# [Exercise material]

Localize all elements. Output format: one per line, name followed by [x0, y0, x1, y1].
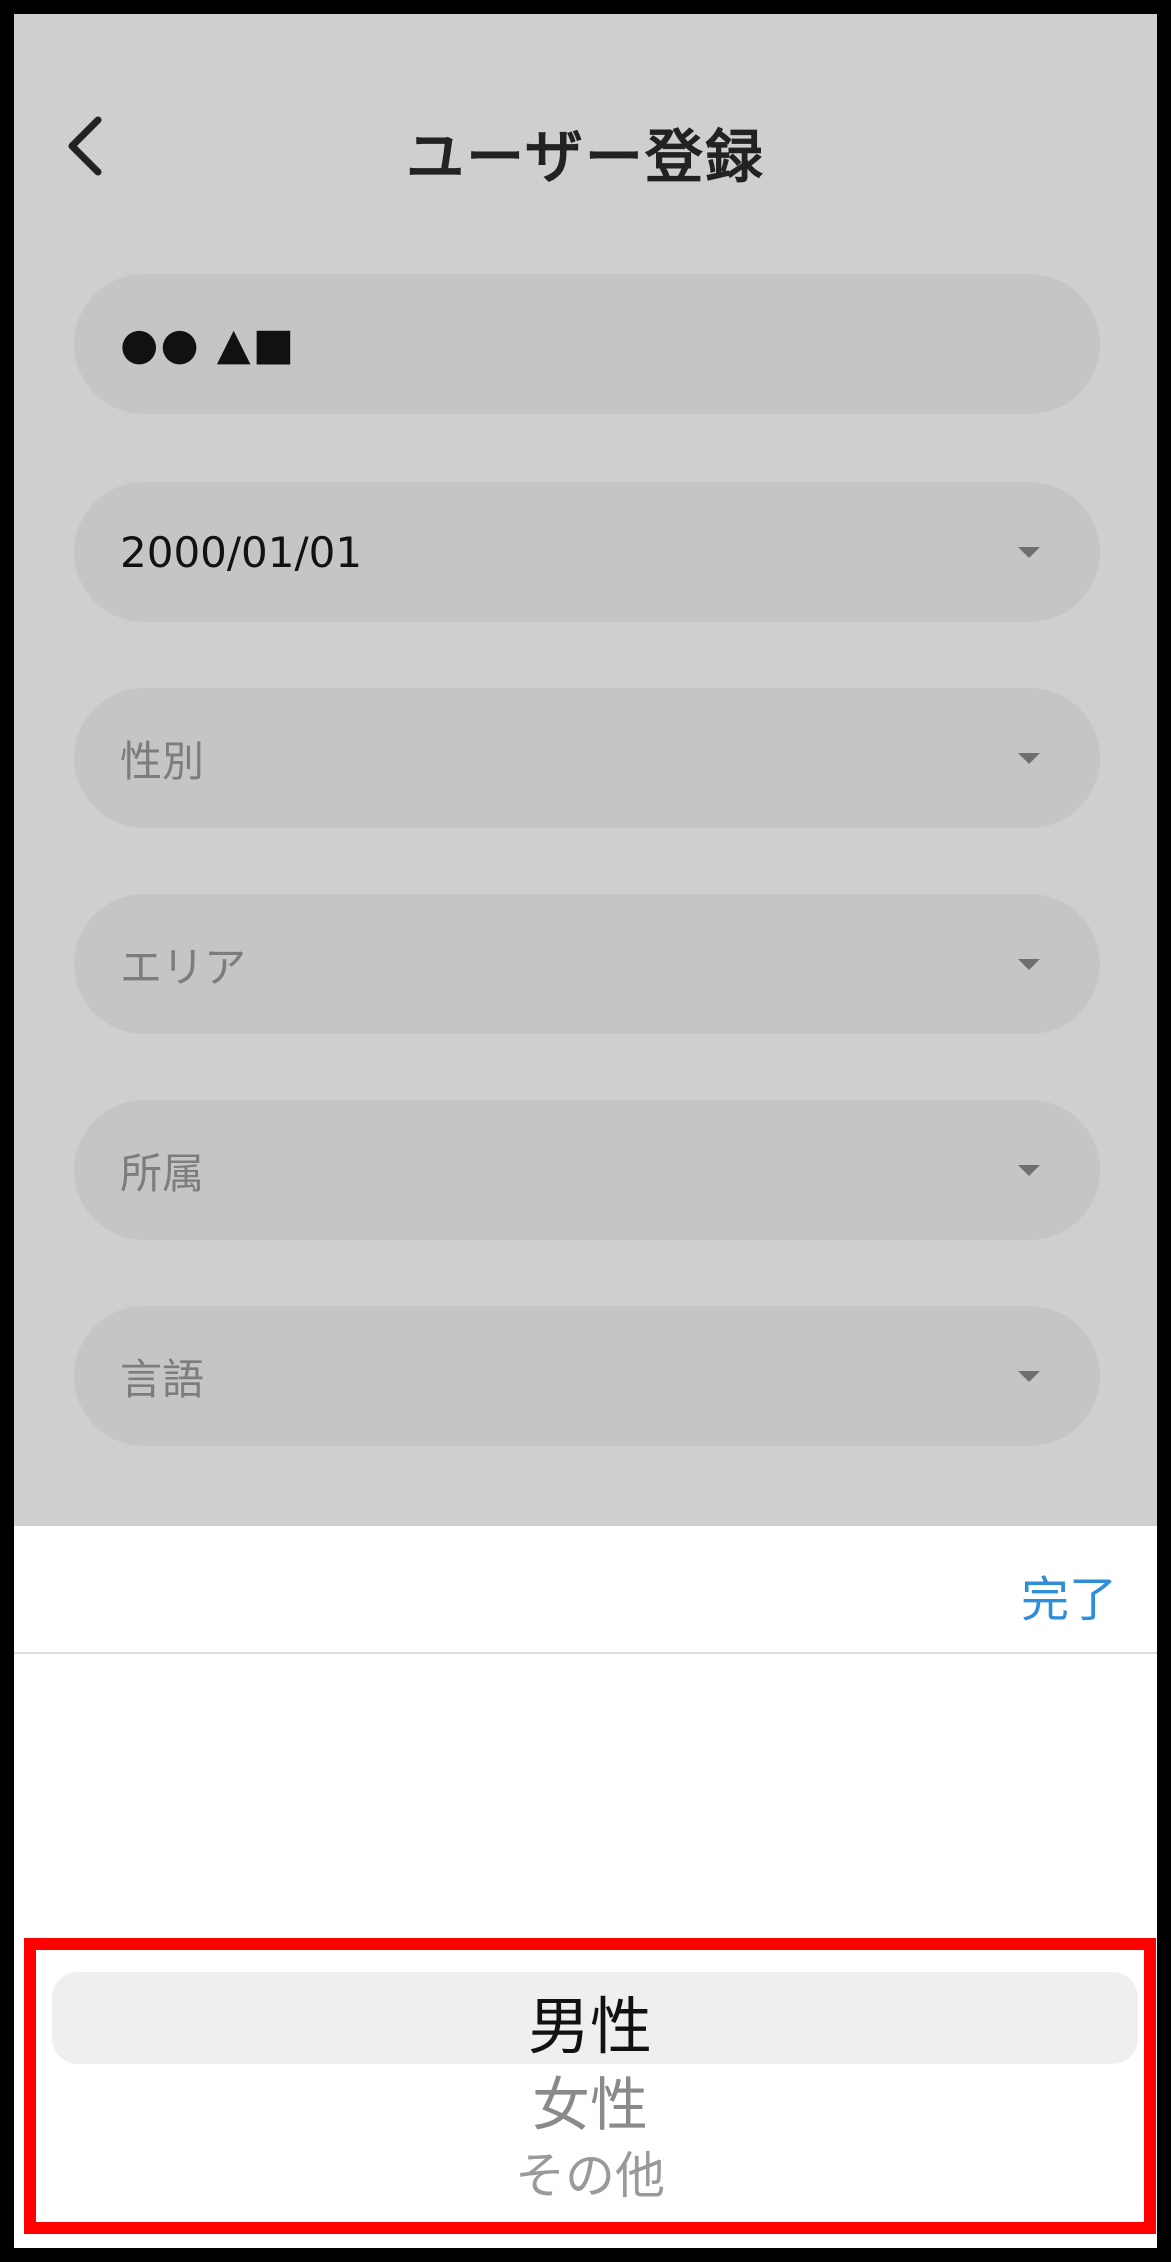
picker-sheet: 完了 男性 女性 その他: [14, 1526, 1157, 2248]
name-field[interactable]: ●● ▲■: [74, 274, 1100, 414]
caret-down-icon: [1018, 752, 1040, 764]
caret-down-icon: [1018, 1164, 1040, 1176]
gender-placeholder: 性別: [120, 736, 205, 786]
language-placeholder: 言語: [120, 1354, 205, 1404]
picker-option-other[interactable]: その他: [36, 2136, 1144, 2208]
affiliation-select[interactable]: 所属: [74, 1100, 1100, 1240]
area-select[interactable]: エリア: [74, 894, 1100, 1034]
affiliation-placeholder: 所属: [120, 1148, 205, 1198]
page-title: ユーザー登録: [406, 123, 765, 191]
picker-toolbar: 完了: [14, 1526, 1157, 1654]
gender-picker-wheel[interactable]: 男性 女性 その他: [24, 1938, 1156, 2234]
phone-screen: ユーザー登録 ●● ▲■ 2000/01/01 性別 エリア 所属 言語 完了: [14, 14, 1157, 2248]
header-bar: ユーザー登録: [14, 74, 1157, 214]
done-button[interactable]: 完了: [1021, 1560, 1117, 1630]
name-value: ●● ▲■: [120, 318, 297, 370]
caret-down-icon: [1018, 1370, 1040, 1382]
picker-option-male[interactable]: 男性: [36, 1976, 1144, 2066]
registration-screen-dimmed: ユーザー登録 ●● ▲■ 2000/01/01 性別 エリア 所属 言語: [14, 14, 1157, 1526]
area-placeholder: エリア: [120, 942, 247, 992]
gender-select[interactable]: 性別: [74, 688, 1100, 828]
language-select[interactable]: 言語: [74, 1306, 1100, 1446]
caret-down-icon: [1018, 958, 1040, 970]
picker-option-female[interactable]: 女性: [36, 2058, 1144, 2142]
caret-down-icon: [1018, 546, 1040, 558]
birthdate-value: 2000/01/01: [120, 527, 363, 577]
birthdate-select[interactable]: 2000/01/01: [74, 482, 1100, 622]
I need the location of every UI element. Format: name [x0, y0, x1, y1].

# [Aim]
Please retype all of the lines above word for word, leaving out the picture.

# [Written reply]
Localize all elements. Output format: one per line, name followed by [x0, y0, x1, y1].
picker-sheet: 完了 男性 女性 その他: [14, 1526, 1157, 2248]
name-field[interactable]: ●● ▲■: [74, 274, 1100, 414]
caret-down-icon: [1018, 752, 1040, 764]
caret-down-icon: [1018, 1164, 1040, 1176]
gender-placeholder: 性別: [120, 736, 205, 786]
language-placeholder: 言語: [120, 1354, 205, 1404]
picker-option-other[interactable]: その他: [36, 2136, 1144, 2208]
affiliation-select[interactable]: 所属: [74, 1100, 1100, 1240]
area-select[interactable]: エリア: [74, 894, 1100, 1034]
affiliation-placeholder: 所属: [120, 1148, 205, 1198]
page-title: ユーザー登録: [406, 123, 765, 191]
picker-toolbar: 完了: [14, 1526, 1157, 1654]
gender-picker-wheel[interactable]: 男性 女性 その他: [24, 1938, 1156, 2234]
phone-screen: ユーザー登録 ●● ▲■ 2000/01/01 性別 エリア 所属 言語 完了: [14, 14, 1157, 2248]
header-bar: ユーザー登録: [14, 74, 1157, 214]
done-button[interactable]: 完了: [1021, 1560, 1117, 1630]
name-value: ●● ▲■: [120, 318, 297, 370]
caret-down-icon: [1018, 1370, 1040, 1382]
picker-option-male[interactable]: 男性: [36, 1976, 1144, 2066]
registration-screen-dimmed: ユーザー登録 ●● ▲■ 2000/01/01 性別 エリア 所属 言語: [14, 14, 1157, 1526]
area-placeholder: エリア: [120, 942, 247, 992]
gender-select[interactable]: 性別: [74, 688, 1100, 828]
language-select[interactable]: 言語: [74, 1306, 1100, 1446]
caret-down-icon: [1018, 958, 1040, 970]
picker-option-female[interactable]: 女性: [36, 2058, 1144, 2142]
caret-down-icon: [1018, 546, 1040, 558]
birthdate-value: 2000/01/01: [120, 527, 363, 577]
birthdate-select[interactable]: 2000/01/01: [74, 482, 1100, 622]
I need the location of every UI element. Format: name [x0, y0, x1, y1].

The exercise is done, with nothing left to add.